**Task data**
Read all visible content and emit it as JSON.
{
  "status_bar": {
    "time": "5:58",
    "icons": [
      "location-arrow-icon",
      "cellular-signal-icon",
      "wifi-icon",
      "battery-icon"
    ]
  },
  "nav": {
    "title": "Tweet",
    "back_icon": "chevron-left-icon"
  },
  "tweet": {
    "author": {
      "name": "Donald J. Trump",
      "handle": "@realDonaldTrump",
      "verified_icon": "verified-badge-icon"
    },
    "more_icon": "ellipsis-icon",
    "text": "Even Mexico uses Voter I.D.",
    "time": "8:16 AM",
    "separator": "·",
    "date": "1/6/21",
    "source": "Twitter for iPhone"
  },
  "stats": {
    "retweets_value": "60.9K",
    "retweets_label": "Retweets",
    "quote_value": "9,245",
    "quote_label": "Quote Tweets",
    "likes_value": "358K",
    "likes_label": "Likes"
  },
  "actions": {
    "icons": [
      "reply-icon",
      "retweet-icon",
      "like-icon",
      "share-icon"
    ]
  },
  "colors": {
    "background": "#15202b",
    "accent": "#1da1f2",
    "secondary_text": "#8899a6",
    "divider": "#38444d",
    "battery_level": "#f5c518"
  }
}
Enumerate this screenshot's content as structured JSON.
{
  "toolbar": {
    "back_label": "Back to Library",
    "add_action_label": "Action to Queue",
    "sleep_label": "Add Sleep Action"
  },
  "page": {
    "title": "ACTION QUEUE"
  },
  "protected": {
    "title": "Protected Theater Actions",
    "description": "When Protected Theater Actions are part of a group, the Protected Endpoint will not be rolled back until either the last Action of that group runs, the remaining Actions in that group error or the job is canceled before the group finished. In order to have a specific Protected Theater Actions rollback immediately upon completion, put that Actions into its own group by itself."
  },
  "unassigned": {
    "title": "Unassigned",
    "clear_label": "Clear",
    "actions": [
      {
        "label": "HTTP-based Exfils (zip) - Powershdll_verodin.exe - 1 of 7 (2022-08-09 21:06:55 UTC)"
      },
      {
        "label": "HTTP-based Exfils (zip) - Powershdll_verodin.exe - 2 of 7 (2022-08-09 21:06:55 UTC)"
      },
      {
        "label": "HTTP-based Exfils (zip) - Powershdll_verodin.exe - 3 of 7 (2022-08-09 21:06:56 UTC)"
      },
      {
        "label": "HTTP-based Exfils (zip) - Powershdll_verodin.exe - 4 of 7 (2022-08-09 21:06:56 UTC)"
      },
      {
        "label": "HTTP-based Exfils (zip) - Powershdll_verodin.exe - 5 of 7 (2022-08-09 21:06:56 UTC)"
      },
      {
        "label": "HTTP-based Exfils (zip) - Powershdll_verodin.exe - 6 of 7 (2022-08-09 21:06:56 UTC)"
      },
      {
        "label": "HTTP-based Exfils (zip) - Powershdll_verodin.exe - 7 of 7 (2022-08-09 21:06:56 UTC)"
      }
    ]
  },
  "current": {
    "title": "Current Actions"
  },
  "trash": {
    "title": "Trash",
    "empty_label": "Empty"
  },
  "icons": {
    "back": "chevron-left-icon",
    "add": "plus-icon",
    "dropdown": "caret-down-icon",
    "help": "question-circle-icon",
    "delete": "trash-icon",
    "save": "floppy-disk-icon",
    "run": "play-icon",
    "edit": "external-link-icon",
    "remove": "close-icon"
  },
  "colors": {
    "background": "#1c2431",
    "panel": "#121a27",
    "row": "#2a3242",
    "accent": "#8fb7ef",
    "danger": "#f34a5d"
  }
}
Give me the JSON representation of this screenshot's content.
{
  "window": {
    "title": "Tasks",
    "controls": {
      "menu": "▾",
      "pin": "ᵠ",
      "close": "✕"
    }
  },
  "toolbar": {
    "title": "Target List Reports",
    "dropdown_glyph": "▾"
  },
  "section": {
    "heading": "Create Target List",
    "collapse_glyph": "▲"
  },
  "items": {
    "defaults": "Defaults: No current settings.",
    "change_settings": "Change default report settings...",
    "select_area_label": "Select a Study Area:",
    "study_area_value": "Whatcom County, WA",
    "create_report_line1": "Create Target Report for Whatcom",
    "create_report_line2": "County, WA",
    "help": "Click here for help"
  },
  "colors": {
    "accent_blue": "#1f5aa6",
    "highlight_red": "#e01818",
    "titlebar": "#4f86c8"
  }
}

**The exercise**
Each record must be repeated exactly as it is.

**Result for this exercise**
Read all visible content and emit it as JSON.
{
  "status_bar": {
    "time": "5:58",
    "icons": [
      "location-arrow-icon",
      "cellular-signal-icon",
      "wifi-icon",
      "battery-icon"
    ]
  },
  "nav": {
    "title": "Tweet",
    "back_icon": "chevron-left-icon"
  },
  "tweet": {
    "author": {
      "name": "Donald J. Trump",
      "handle": "@realDonaldTrump",
      "verified_icon": "verified-badge-icon"
    },
    "more_icon": "ellipsis-icon",
    "text": "Even Mexico uses Voter I.D.",
    "time": "8:16 AM",
    "separator": "·",
    "date": "1/6/21",
    "source": "Twitter for iPhone"
  },
  "stats": {
    "retweets_value": "60.9K",
    "retweets_label": "Retweets",
    "quote_value": "9,245",
    "quote_label": "Quote Tweets",
    "likes_value": "358K",
    "likes_label": "Likes"
  },
  "actions": {
    "icons": [
      "reply-icon",
      "retweet-icon",
      "like-icon",
      "share-icon"
    ]
  },
  "colors": {
    "background": "#15202b",
    "accent": "#1da1f2",
    "secondary_text": "#8899a6",
    "divider": "#38444d",
    "battery_level": "#f5c518"
  }
}
Enumerate this screenshot's content as structured JSON.
{
  "toolbar": {
    "back_label": "Back to Library",
    "add_action_label": "Action to Queue",
    "sleep_label": "Add Sleep Action"
  },
  "page": {
    "title": "ACTION QUEUE"
  },
  "protected": {
    "title": "Protected Theater Actions",
    "description": "When Protected Theater Actions are part of a group, the Protected Endpoint will not be rolled back until either the last Action of that group runs, the remaining Actions in that group error or the job is canceled before the group finished. In order to have a specific Protected Theater Actions rollback immediately upon completion, put that Actions into its own group by itself."
  },
  "unassigned": {
    "title": "Unassigned",
    "clear_label": "Clear",
    "actions": [
      {
        "label": "HTTP-based Exfils (zip) - Powershdll_verodin.exe - 1 of 7 (2022-08-09 21:06:55 UTC)"
      },
      {
        "label": "HTTP-based Exfils (zip) - Powershdll_verodin.exe - 2 of 7 (2022-08-09 21:06:55 UTC)"
      },
      {
        "label": "HTTP-based Exfils (zip) - Powershdll_verodin.exe - 3 of 7 (2022-08-09 21:06:56 UTC)"
      },
      {
        "label": "HTTP-based Exfils (zip) - Powershdll_verodin.exe - 4 of 7 (2022-08-09 21:06:56 UTC)"
      },
      {
        "label": "HTTP-based Exfils (zip) - Powershdll_verodin.exe - 5 of 7 (2022-08-09 21:06:56 UTC)"
      },
      {
        "label": "HTTP-based Exfils (zip) - Powershdll_verodin.exe - 6 of 7 (2022-08-09 21:06:56 UTC)"
      },
      {
        "label": "HTTP-based Exfils (zip) - Powershdll_verodin.exe - 7 of 7 (2022-08-09 21:06:56 UTC)"
      }
    ]
  },
  "current": {
    "title": "Current Actions"
  },
  "trash": {
    "title": "Trash",
    "empty_label": "Empty"
  },
  "icons": {
    "back": "chevron-left-icon",
    "add": "plus-icon",
    "dropdown": "caret-down-icon",
    "help": "question-circle-icon",
    "delete": "trash-icon",
    "save": "floppy-disk-icon",
    "run": "play-icon",
    "edit": "external-link-icon",
    "remove": "close-icon"
  },
  "colors": {
    "background": "#1c2431",
    "panel": "#121a27",
    "row": "#2a3242",
    "accent": "#8fb7ef",
    "danger": "#f34a5d"
  }
}
Give me the JSON representation of this screenshot's content.
{
  "window": {
    "title": "Tasks",
    "controls": {
      "menu": "▾",
      "pin": "ᵠ",
      "close": "✕"
    }
  },
  "toolbar": {
    "title": "Target List Reports",
    "dropdown_glyph": "▾"
  },
  "section": {
    "heading": "Create Target List",
    "collapse_glyph": "▲"
  },
  "items": {
    "defaults": "Defaults: No current settings.",
    "change_settings": "Change default report settings...",
    "select_area_label": "Select a Study Area:",
    "study_area_value": "Whatcom County, WA",
    "create_report_line1": "Create Target Report for Whatcom",
    "create_report_line2": "County, WA",
    "help": "Click here for help"
  },
  "colors": {
    "accent_blue": "#1f5aa6",
    "highlight_red": "#e01818",
    "titlebar": "#4f86c8"
  }
}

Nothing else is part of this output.